Start of INFORMATION PROVIDED
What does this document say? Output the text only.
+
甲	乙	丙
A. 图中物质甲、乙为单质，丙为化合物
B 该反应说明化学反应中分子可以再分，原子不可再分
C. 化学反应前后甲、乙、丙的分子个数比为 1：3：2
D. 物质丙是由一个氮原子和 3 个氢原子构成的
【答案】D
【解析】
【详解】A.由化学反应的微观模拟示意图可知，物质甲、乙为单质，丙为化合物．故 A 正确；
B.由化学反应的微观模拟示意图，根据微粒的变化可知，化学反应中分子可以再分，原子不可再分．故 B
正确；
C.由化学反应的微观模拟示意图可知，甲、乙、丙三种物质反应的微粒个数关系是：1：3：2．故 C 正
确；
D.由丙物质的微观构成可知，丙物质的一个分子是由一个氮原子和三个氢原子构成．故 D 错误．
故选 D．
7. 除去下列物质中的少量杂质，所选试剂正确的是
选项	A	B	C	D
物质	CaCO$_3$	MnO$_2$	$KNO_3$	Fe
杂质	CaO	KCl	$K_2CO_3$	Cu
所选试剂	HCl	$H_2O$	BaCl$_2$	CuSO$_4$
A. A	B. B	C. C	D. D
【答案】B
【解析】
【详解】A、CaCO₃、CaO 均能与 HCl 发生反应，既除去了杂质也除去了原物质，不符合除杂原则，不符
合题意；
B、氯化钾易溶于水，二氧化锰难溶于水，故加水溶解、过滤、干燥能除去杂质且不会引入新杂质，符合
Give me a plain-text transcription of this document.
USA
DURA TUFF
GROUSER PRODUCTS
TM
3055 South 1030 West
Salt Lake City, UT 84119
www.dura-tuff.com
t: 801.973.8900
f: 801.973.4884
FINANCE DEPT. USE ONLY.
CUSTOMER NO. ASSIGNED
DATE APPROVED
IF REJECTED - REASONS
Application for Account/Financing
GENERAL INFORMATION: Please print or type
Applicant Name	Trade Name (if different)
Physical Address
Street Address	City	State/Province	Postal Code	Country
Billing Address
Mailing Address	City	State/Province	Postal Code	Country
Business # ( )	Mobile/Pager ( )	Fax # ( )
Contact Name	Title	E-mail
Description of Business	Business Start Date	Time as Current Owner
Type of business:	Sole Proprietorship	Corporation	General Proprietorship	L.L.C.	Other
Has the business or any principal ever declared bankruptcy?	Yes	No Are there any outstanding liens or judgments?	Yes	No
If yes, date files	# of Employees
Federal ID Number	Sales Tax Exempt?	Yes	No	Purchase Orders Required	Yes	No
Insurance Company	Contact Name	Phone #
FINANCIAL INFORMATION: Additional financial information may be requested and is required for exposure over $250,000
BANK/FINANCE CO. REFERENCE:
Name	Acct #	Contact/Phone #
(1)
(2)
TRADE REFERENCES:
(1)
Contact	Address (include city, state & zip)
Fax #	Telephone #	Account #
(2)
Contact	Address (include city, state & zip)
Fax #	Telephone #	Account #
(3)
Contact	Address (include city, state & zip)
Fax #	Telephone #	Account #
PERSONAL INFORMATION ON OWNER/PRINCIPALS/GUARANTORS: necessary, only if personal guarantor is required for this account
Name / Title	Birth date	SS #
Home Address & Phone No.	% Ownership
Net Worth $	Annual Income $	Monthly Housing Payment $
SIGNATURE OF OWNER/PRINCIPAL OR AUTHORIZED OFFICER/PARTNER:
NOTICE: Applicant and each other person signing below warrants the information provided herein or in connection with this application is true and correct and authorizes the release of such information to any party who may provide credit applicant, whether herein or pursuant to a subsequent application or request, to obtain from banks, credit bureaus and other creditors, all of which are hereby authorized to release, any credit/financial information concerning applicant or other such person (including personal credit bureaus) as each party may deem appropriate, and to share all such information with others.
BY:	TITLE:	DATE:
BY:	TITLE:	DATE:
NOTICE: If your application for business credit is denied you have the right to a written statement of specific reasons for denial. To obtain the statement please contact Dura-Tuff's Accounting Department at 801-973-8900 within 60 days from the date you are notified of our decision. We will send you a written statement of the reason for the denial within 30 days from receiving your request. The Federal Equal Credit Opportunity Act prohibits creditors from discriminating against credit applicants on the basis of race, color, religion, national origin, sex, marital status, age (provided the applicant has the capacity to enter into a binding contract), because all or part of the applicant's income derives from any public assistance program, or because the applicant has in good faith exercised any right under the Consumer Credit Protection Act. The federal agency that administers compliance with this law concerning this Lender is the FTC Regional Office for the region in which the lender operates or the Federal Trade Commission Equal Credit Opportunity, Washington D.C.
End of INFORMATION PROVIDED
Retype all of the data shown above, word for word.

■ REPLY TO THE TASK ■
What does this document say? Output the text only.
+
甲	乙	丙
A. 图中物质甲、乙为单质，丙为化合物
B 该反应说明化学反应中分子可以再分，原子不可再分
C. 化学反应前后甲、乙、丙的分子个数比为 1：3：2
D. 物质丙是由一个氮原子和 3 个氢原子构成的
【答案】D
【解析】
【详解】A.由化学反应的微观模拟示意图可知，物质甲、乙为单质，丙为化合物．故 A 正确；
B.由化学反应的微观模拟示意图，根据微粒的变化可知，化学反应中分子可以再分，原子不可再分．故 B
正确；
C.由化学反应的微观模拟示意图可知，甲、乙、丙三种物质反应的微粒个数关系是：1：3：2．故 C 正
确；
D.由丙物质的微观构成可知，丙物质的一个分子是由一个氮原子和三个氢原子构成．故 D 错误．
故选 D．
7. 除去下列物质中的少量杂质，所选试剂正确的是
选项	A	B	C	D
物质	CaCO$_3$	MnO$_2$	$KNO_3$	Fe
杂质	CaO	KCl	$K_2CO_3$	Cu
所选试剂	HCl	$H_2O$	BaCl$_2$	CuSO$_4$
A. A	B. B	C. C	D. D
【答案】B
【解析】
【详解】A、CaCO₃、CaO 均能与 HCl 发生反应，既除去了杂质也除去了原物质，不符合除杂原则，不符
合题意；
B、氯化钾易溶于水，二氧化锰难溶于水，故加水溶解、过滤、干燥能除去杂质且不会引入新杂质，符合
Give me a plain-text transcription of this document.
USA
DURA TUFF
GROUSER PRODUCTS
TM
3055 South 1030 West
Salt Lake City, UT 84119
www.dura-tuff.com
t: 801.973.8900
f: 801.973.4884
FINANCE DEPT. USE ONLY.
CUSTOMER NO. ASSIGNED
DATE APPROVED
IF REJECTED - REASONS
Application for Account/Financing
GENERAL INFORMATION: Please print or type
Applicant Name	Trade Name (if different)
Physical Address
Street Address	City	State/Province	Postal Code	Country
Billing Address
Mailing Address	City	State/Province	Postal Code	Country
Business # ( )	Mobile/Pager ( )	Fax # ( )
Contact Name	Title	E-mail
Description of Business	Business Start Date	Time as Current Owner
Type of business:	Sole Proprietorship	Corporation	General Proprietorship	L.L.C.	Other
Has the business or any principal ever declared bankruptcy?	Yes	No Are there any outstanding liens or judgments?	Yes	No
If yes, date files	# of Employees
Federal ID Number	Sales Tax Exempt?	Yes	No	Purchase Orders Required	Yes	No
Insurance Company	Contact Name	Phone #
FINANCIAL INFORMATION: Additional financial information may be requested and is required for exposure over $250,000
BANK/FINANCE CO. REFERENCE:
Name	Acct #	Contact/Phone #
(1)
(2)
TRADE REFERENCES:
(1)
Contact	Address (include city, state & zip)
Fax #	Telephone #	Account #
(2)
Contact	Address (include city, state & zip)
Fax #	Telephone #	Account #
(3)
Contact	Address (include city, state & zip)
Fax #	Telephone #	Account #
PERSONAL INFORMATION ON OWNER/PRINCIPALS/GUARANTORS: necessary, only if personal guarantor is required for this account
Name / Title	Birth date	SS #
Home Address & Phone No.	% Ownership
Net Worth $	Annual Income $	Monthly Housing Payment $
SIGNATURE OF OWNER/PRINCIPAL OR AUTHORIZED OFFICER/PARTNER:
NOTICE: Applicant and each other person signing below warrants the information provided herein or in connection with this application is true and correct and authorizes the release of such information to any party who may provide credit applicant, whether herein or pursuant to a subsequent application or request, to obtain from banks, credit bureaus and other creditors, all of which are hereby authorized to release, any credit/financial information concerning applicant or other such person (including personal credit bureaus) as each party may deem appropriate, and to share all such information with others.
BY:	TITLE:	DATE:
BY:	TITLE:	DATE:
NOTICE: If your application for business credit is denied you have the right to a written statement of specific reasons for denial. To obtain the statement please contact Dura-Tuff's Accounting Department at 801-973-8900 within 60 days from the date you are notified of our decision. We will send you a written statement of the reason for the denial within 30 days from receiving your request. The Federal Equal Credit Opportunity Act prohibits creditors from discriminating against credit applicants on the basis of race, color, religion, national origin, sex, marital status, age (provided the applicant has the capacity to enter into a binding contract), because all or part of the applicant's income derives from any public assistance program, or because the applicant has in good faith exercised any right under the Consumer Credit Protection Act. The federal agency that administers compliance with this law concerning this Lender is the FTC Regional Office for the region in which the lender operates or the Federal Trade Commission Equal Credit Opportunity, Washington D.C.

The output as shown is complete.